The exercise: Could you write out the entries below, starting with the line that contains "footnote-number: (١) [832,1210,858,1230]" and ending with the last entry, reproducing each line unchanged?

Stored data:
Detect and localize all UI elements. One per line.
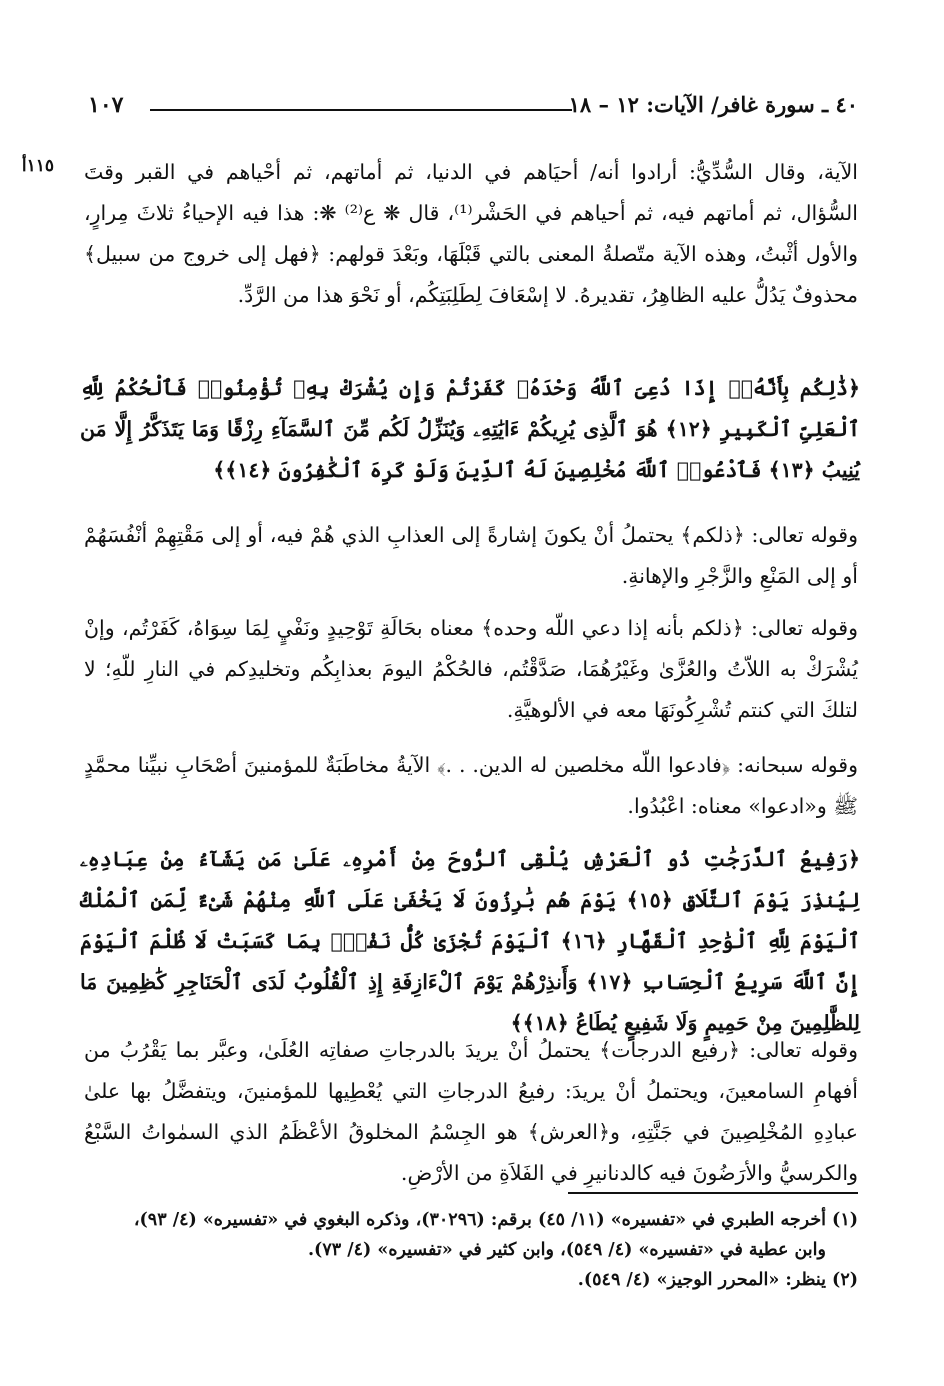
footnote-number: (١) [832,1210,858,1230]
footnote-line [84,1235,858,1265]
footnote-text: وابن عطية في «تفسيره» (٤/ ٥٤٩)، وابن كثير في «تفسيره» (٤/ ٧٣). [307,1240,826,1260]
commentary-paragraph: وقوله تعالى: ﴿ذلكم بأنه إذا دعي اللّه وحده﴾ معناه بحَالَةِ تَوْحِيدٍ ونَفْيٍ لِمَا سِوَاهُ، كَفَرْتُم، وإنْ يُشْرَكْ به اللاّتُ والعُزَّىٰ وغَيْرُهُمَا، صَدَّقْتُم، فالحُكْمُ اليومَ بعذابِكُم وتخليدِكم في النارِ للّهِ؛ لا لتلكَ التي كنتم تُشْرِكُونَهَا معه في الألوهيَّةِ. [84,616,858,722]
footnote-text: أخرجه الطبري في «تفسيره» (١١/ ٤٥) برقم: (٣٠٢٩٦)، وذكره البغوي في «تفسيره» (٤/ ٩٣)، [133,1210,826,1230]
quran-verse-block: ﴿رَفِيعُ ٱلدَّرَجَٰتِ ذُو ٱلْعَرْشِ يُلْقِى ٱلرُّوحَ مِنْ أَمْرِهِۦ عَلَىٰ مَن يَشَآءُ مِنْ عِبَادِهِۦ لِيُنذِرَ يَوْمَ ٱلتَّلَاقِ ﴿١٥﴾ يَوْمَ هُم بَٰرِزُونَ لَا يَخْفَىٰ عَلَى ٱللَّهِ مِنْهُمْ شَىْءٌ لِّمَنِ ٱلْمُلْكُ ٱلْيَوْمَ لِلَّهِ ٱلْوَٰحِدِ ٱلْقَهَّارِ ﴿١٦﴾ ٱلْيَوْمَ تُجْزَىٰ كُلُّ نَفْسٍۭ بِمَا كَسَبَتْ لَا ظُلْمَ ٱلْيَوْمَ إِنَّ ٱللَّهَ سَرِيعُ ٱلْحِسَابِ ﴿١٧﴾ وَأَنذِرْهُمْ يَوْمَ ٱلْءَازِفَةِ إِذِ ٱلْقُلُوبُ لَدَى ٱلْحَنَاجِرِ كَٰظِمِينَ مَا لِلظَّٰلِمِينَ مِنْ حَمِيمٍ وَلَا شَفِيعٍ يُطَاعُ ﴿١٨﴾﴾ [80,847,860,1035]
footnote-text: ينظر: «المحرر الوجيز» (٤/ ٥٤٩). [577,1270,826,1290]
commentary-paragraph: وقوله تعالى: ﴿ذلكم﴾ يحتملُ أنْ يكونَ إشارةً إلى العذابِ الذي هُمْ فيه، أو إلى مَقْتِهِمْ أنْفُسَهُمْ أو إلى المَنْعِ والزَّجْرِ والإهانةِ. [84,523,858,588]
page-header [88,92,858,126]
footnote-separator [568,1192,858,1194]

Answer for the task:
footnote-number: (١) [832,1210,858,1230]
footnote-line [84,1235,858,1265]
footnote-text: وابن عطية في «تفسيره» (٤/ ٥٤٩)، وابن كثير في «تفسيره» (٤/ ٧٣). [307,1240,826,1260]
commentary-paragraph: وقوله تعالى: ﴿ذلكم بأنه إذا دعي اللّه وحده﴾ معناه بحَالَةِ تَوْحِيدٍ ونَفْيٍ لِمَا سِوَاهُ، كَفَرْتُم، وإنْ يُشْرَكْ به اللاّتُ والعُزَّىٰ وغَيْرُهُمَا، صَدَّقْتُم، فالحُكْمُ اليومَ بعذابِكُم وتخليدِكم في النارِ للّهِ؛ لا لتلكَ التي كنتم تُشْرِكُونَهَا معه في الألوهيَّةِ. [84,616,858,722]
footnote-text: أخرجه الطبري في «تفسيره» (١١/ ٤٥) برقم: (٣٠٢٩٦)، وذكره البغوي في «تفسيره» (٤/ ٩٣)، [133,1210,826,1230]
quran-verse-block: ﴿رَفِيعُ ٱلدَّرَجَٰتِ ذُو ٱلْعَرْشِ يُلْقِى ٱلرُّوحَ مِنْ أَمْرِهِۦ عَلَىٰ مَن يَشَآءُ مِنْ عِبَادِهِۦ لِيُنذِرَ يَوْمَ ٱلتَّلَاقِ ﴿١٥﴾ يَوْمَ هُم بَٰرِزُونَ لَا يَخْفَىٰ عَلَى ٱللَّهِ مِنْهُمْ شَىْءٌ لِّمَنِ ٱلْمُلْكُ ٱلْيَوْمَ لِلَّهِ ٱلْوَٰحِدِ ٱلْقَهَّارِ ﴿١٦﴾ ٱلْيَوْمَ تُجْزَىٰ كُلُّ نَفْسٍۭ بِمَا كَسَبَتْ لَا ظُلْمَ ٱلْيَوْمَ إِنَّ ٱللَّهَ سَرِيعُ ٱلْحِسَابِ ﴿١٧﴾ وَأَنذِرْهُمْ يَوْمَ ٱلْءَازِفَةِ إِذِ ٱلْقُلُوبُ لَدَى ٱلْحَنَاجِرِ كَٰظِمِينَ مَا لِلظَّٰلِمِينَ مِنْ حَمِيمٍ وَلَا شَفِيعٍ يُطَاعُ ﴿١٨﴾﴾ [80,847,860,1035]
footnote-text: ينظر: «المحرر الوجيز» (٤/ ٥٤٩). [577,1270,826,1290]
commentary-paragraph: وقوله تعالى: ﴿ذلكم﴾ يحتملُ أنْ يكونَ إشارةً إلى العذابِ الذي هُمْ فيه، أو إلى مَقْتِهِمْ أنْفُسَهُمْ أو إلى المَنْعِ والزَّجْرِ والإهانةِ. [84,523,858,588]
page-header [88,92,858,126]
footnote-separator [568,1192,858,1194]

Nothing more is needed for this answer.